* Start Data records *
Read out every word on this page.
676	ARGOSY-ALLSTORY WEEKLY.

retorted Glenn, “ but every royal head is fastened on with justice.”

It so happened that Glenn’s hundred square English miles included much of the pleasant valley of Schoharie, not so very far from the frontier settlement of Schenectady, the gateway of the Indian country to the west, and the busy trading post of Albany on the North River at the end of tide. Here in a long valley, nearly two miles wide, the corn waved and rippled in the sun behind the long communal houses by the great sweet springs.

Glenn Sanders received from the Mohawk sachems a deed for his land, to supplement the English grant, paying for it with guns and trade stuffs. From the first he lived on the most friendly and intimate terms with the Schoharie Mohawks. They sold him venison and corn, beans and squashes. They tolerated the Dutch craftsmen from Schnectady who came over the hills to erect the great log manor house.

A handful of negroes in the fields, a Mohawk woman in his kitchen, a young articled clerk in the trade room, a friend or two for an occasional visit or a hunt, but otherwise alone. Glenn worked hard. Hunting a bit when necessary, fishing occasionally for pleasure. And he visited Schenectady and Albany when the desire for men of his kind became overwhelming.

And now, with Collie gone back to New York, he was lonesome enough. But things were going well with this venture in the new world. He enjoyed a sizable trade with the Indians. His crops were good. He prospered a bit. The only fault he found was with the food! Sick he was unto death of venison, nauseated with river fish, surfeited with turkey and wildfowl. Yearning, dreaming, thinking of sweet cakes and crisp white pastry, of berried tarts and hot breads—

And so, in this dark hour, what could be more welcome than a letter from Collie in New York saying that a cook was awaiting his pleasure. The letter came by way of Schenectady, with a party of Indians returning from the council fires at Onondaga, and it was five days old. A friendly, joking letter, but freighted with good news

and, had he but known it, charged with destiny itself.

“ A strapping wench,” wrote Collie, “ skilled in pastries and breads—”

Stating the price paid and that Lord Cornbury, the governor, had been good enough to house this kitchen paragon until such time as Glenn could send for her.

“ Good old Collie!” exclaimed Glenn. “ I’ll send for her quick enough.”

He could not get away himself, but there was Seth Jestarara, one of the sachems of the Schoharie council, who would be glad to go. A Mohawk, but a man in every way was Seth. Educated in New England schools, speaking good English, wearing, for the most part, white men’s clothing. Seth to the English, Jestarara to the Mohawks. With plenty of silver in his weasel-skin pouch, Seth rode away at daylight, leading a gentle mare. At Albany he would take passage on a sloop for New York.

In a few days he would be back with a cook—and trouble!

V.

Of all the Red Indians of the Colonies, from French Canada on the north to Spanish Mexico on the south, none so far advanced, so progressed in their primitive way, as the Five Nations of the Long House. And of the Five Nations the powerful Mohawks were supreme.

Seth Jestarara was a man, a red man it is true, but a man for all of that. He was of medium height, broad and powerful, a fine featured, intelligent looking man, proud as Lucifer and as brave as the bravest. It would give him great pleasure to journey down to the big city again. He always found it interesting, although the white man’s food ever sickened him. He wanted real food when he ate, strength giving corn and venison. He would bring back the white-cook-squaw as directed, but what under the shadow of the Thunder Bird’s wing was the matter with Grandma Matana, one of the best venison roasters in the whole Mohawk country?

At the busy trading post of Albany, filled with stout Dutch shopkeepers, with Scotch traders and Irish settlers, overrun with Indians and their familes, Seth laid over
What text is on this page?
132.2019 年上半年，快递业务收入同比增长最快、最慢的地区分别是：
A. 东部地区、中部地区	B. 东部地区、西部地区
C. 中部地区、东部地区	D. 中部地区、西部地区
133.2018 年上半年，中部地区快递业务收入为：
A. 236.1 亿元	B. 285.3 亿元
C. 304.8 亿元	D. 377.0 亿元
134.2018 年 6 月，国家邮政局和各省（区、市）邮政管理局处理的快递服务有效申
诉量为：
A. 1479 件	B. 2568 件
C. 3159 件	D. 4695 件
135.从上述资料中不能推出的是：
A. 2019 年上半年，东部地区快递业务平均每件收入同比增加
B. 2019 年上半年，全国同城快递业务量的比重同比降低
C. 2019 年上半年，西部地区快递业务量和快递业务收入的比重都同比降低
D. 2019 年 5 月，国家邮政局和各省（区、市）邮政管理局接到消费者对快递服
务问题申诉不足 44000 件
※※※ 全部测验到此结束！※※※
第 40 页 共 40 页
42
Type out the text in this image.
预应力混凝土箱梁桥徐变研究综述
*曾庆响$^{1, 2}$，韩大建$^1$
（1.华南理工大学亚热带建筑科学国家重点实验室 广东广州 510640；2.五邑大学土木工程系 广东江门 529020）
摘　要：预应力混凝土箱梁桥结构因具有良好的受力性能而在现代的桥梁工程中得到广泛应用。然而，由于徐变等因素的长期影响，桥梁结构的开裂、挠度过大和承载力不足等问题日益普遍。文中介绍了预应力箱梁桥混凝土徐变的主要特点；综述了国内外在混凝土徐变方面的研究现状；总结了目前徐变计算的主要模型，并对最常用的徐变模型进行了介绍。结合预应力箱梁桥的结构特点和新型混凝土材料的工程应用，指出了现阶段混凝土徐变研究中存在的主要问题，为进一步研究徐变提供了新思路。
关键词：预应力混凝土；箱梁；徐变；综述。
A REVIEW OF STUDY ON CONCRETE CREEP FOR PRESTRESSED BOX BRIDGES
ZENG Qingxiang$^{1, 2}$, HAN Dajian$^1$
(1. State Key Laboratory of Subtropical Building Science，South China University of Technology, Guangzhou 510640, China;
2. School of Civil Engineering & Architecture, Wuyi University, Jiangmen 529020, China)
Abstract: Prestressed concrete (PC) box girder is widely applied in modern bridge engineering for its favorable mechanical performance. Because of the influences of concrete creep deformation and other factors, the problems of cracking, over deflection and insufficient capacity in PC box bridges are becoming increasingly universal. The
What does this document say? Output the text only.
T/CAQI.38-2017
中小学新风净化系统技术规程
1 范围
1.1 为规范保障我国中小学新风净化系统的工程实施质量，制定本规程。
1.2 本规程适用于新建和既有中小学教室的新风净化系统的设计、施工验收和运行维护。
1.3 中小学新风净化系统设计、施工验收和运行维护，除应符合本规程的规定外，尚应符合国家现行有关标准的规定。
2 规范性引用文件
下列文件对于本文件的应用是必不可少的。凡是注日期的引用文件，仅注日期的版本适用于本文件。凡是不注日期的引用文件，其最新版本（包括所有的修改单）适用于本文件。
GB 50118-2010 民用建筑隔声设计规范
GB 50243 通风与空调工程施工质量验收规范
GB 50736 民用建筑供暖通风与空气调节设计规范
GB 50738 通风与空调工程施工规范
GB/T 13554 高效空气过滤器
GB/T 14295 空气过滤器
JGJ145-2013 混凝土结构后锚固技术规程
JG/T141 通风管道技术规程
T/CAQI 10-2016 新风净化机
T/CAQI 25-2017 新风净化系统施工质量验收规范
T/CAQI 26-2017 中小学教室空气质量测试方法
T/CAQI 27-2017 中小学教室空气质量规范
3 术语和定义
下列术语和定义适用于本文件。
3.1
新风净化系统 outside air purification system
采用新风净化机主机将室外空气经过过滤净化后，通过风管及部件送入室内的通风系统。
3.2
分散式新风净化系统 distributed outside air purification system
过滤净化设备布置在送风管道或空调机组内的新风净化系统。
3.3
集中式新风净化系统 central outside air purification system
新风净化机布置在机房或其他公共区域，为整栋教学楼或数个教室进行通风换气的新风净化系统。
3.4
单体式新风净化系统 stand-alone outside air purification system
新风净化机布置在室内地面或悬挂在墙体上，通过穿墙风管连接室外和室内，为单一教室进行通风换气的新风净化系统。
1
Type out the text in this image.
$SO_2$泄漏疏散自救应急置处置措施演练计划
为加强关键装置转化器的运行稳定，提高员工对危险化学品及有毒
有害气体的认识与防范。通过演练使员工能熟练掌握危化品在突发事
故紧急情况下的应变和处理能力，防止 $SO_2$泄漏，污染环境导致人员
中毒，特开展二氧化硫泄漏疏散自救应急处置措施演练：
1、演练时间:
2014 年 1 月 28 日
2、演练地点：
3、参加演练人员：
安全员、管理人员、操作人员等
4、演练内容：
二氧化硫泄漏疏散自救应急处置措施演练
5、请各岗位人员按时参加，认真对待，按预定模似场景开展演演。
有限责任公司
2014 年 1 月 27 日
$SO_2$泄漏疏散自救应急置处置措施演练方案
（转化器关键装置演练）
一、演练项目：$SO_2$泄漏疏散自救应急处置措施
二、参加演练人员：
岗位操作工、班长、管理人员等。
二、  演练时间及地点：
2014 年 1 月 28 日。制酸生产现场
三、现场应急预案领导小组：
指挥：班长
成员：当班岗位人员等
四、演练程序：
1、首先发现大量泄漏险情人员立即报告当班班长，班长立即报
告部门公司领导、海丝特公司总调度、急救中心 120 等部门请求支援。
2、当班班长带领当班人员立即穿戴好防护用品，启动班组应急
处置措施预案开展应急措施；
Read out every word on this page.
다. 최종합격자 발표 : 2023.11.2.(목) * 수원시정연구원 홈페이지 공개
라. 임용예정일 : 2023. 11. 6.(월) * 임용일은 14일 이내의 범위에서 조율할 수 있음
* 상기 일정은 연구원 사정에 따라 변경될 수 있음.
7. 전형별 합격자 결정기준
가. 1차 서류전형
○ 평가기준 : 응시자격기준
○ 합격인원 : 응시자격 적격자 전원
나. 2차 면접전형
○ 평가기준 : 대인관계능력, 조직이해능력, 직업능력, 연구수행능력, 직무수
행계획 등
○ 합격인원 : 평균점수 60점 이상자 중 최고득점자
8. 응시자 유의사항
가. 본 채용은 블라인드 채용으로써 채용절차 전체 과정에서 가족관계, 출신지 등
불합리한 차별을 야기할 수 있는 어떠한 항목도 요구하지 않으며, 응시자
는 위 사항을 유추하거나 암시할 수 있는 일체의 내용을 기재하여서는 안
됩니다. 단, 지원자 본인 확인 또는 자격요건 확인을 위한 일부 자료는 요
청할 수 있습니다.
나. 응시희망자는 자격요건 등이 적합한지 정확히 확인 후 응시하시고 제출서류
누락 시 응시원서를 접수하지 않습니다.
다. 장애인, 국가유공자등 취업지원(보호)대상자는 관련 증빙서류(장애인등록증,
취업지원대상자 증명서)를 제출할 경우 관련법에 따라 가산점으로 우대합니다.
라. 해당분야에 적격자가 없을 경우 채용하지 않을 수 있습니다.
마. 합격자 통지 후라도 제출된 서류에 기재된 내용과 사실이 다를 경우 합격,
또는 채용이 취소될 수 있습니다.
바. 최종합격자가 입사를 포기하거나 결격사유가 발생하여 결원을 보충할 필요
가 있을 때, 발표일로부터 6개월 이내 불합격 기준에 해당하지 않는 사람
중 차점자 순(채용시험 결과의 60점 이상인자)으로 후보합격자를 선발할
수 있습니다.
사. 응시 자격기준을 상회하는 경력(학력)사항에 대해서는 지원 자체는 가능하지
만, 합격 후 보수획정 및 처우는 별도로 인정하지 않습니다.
* End Data records *
-- What is expected --
Every line in the data that holds "this" should be copied out.

-- Expected answer --
Read out every word on this page.
And now, with Collie gone back to New York, he was lonesome enough. But things were going well with this venture in the new world. He enjoyed a sizable trade with the Indians. His crops were good. He prospered a bit. The only fault he found was with the food! Sick he was unto death of venison, nauseated with river fish, surfeited with turkey and wildfowl. Yearning, dreaming, thinking of sweet cakes and crisp white pastry, of berried tarts and hot breads—
And so, in this dark hour, what could be more welcome than a letter from Collie in New York saying that a cook was awaiting his pleasure. The letter came by way of Schenectady, with a party of Indians returning from the council fires at Onondaga, and it was five days old. A friendly, joking letter, but freighted with good news
Stating the price paid and that Lord Cornbury, the governor, had been good enough to house this kitchen paragon until such time as Glenn could send for her.
What text is on this page?
Type out the text in this image.
What does this document say? Output the text only.
Type out the text in this image.
Read out every word on this page.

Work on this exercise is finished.